### What the task asks
What follows is a set of records, each of which is to be written out exactly.

### Data in this exercise
※
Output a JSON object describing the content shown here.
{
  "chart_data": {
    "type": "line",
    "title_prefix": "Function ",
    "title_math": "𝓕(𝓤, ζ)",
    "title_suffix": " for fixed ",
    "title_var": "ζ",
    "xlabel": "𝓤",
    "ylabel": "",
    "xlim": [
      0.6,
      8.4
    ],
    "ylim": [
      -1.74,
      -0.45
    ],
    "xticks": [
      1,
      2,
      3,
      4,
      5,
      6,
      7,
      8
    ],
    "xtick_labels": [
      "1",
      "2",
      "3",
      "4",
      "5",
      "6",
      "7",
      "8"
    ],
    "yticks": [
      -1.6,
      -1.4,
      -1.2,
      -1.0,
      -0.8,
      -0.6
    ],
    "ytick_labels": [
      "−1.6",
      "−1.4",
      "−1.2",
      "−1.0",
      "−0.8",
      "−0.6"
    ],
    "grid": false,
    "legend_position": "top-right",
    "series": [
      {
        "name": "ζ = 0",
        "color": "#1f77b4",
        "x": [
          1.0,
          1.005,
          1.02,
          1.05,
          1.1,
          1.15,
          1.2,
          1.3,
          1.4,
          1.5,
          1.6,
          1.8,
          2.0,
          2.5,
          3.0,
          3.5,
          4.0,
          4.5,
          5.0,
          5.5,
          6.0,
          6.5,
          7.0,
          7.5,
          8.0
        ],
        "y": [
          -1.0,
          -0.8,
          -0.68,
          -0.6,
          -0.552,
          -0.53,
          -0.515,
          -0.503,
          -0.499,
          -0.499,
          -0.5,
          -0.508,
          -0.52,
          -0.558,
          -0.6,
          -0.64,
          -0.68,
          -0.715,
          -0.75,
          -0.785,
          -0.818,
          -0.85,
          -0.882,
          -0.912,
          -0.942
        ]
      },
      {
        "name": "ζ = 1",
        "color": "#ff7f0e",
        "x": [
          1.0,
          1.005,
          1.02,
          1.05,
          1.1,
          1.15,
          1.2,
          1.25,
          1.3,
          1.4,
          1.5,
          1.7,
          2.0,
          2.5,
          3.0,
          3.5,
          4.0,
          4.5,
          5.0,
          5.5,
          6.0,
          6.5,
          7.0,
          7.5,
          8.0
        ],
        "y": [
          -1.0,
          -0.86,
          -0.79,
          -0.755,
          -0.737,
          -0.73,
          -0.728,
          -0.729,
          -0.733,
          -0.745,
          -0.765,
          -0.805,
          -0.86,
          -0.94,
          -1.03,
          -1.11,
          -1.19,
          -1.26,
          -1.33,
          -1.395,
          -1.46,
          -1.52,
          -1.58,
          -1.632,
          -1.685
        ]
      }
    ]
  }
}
※
### Output for this task
Output a JSON object describing the content shown here.
{
  "chart_data": {
    "type": "line",
    "title_prefix": "Function ",
    "title_math": "𝓕(𝓤, ζ)",
    "title_suffix": " for fixed ",
    "title_var": "ζ",
    "xlabel": "𝓤",
    "ylabel": "",
    "xlim": [
      0.6,
      8.4
    ],
    "ylim": [
      -1.74,
      -0.45
    ],
    "xticks": [
      1,
      2,
      3,
      4,
      5,
      6,
      7,
      8
    ],
    "xtick_labels": [
      "1",
      "2",
      "3",
      "4",
      "5",
      "6",
      "7",
      "8"
    ],
    "yticks": [
      -1.6,
      -1.4,
      -1.2,
      -1.0,
      -0.8,
      -0.6
    ],
    "ytick_labels": [
      "−1.6",
      "−1.4",
      "−1.2",
      "−1.0",
      "−0.8",
      "−0.6"
    ],
    "grid": false,
    "legend_position": "top-right",
    "series": [
      {
        "name": "ζ = 0",
        "color": "#1f77b4",
        "x": [
          1.0,
          1.005,
          1.02,
          1.05,
          1.1,
          1.15,
          1.2,
          1.3,
          1.4,
          1.5,
          1.6,
          1.8,
          2.0,
          2.5,
          3.0,
          3.5,
          4.0,
          4.5,
          5.0,
          5.5,
          6.0,
          6.5,
          7.0,
          7.5,
          8.0
        ],
        "y": [
          -1.0,
          -0.8,
          -0.68,
          -0.6,
          -0.552,
          -0.53,
          -0.515,
          -0.503,
          -0.499,
          -0.499,
          -0.5,
          -0.508,
          -0.52,
          -0.558,
          -0.6,
          -0.64,
          -0.68,
          -0.715,
          -0.75,
          -0.785,
          -0.818,
          -0.85,
          -0.882,
          -0.912,
          -0.942
        ]
      },
      {
        "name": "ζ = 1",
        "color": "#ff7f0e",
        "x": [
          1.0,
          1.005,
          1.02,
          1.05,
          1.1,
          1.15,
          1.2,
          1.25,
          1.3,
          1.4,
          1.5,
          1.7,
          2.0,
          2.5,
          3.0,
          3.5,
          4.0,
          4.5,
          5.0,
          5.5,
          6.0,
          6.5,
          7.0,
          7.5,
          8.0
        ],
        "y": [
          -1.0,
          -0.86,
          -0.79,
          -0.755,
          -0.737,
          -0.73,
          -0.728,
          -0.729,
          -0.733,
          -0.745,
          -0.765,
          -0.805,
          -0.86,
          -0.94,
          -1.03,
          -1.11,
          -1.19,
          -1.26,
          -1.33,
          -1.395,
          -1.46,
          -1.52,
          -1.58,
          -1.632,
          -1.685
        ]
      }
    ]
  }
}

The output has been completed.